*Material*:
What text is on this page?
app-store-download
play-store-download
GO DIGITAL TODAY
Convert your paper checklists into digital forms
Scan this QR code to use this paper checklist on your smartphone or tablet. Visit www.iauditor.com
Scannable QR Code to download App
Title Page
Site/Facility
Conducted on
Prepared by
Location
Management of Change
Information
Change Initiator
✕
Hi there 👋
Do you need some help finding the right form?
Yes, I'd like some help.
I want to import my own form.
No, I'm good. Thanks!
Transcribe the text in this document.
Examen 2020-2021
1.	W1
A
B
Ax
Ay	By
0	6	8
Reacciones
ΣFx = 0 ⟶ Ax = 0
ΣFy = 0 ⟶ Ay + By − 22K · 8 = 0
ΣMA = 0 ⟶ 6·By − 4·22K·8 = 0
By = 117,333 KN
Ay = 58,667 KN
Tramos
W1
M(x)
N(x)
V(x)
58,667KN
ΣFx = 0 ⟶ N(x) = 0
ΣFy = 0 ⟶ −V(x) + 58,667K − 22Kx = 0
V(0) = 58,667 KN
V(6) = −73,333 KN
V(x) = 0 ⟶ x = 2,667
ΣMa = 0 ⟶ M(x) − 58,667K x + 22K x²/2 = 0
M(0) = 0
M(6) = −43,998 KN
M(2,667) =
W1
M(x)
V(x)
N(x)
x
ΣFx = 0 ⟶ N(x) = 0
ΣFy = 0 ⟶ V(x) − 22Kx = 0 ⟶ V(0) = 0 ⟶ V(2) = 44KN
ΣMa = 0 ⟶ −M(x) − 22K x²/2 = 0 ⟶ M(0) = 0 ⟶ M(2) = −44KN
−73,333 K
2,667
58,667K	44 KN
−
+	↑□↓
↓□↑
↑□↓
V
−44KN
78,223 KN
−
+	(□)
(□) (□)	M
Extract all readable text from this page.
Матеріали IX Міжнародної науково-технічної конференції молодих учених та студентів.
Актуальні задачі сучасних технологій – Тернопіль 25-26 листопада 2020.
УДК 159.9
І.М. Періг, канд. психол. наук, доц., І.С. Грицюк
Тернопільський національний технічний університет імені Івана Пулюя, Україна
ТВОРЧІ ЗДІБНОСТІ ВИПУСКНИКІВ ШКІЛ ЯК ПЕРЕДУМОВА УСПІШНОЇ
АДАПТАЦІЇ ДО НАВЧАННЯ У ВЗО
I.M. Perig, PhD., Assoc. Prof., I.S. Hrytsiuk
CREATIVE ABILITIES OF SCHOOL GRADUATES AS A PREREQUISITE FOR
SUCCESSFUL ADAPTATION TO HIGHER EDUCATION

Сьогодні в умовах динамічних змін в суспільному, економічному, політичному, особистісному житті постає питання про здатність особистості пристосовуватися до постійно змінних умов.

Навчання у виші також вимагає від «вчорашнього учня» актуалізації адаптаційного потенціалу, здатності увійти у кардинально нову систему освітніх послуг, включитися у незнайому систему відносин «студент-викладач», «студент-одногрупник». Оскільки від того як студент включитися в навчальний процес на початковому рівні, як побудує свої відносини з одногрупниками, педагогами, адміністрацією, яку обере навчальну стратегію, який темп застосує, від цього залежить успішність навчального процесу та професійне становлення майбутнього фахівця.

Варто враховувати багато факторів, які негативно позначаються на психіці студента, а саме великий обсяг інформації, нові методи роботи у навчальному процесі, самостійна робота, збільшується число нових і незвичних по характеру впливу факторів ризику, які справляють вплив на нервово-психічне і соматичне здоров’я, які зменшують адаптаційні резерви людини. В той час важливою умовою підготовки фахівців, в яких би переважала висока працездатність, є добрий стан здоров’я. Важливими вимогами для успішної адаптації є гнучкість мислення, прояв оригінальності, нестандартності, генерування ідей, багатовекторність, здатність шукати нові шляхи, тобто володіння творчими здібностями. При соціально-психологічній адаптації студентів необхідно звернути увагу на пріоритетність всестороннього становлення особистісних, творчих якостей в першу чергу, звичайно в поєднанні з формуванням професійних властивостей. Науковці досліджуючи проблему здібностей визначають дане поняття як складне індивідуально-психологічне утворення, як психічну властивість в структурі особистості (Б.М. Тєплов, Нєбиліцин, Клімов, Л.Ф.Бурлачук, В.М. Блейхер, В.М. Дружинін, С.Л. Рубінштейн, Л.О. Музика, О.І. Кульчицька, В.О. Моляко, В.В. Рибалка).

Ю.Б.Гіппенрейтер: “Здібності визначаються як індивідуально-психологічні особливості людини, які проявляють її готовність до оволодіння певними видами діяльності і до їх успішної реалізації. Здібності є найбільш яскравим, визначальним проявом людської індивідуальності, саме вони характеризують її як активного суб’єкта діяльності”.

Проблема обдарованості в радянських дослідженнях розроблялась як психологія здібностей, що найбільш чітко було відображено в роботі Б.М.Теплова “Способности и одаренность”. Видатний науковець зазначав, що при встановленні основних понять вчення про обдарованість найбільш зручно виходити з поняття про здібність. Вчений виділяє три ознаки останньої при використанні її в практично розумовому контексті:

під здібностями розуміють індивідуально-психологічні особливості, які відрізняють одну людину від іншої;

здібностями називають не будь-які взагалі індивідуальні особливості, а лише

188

*Given problem*:
Copy each line containing the word "help" from the data.

*Correct answer*:
Do you need some help finding the right form?
Yes, I'd like some help.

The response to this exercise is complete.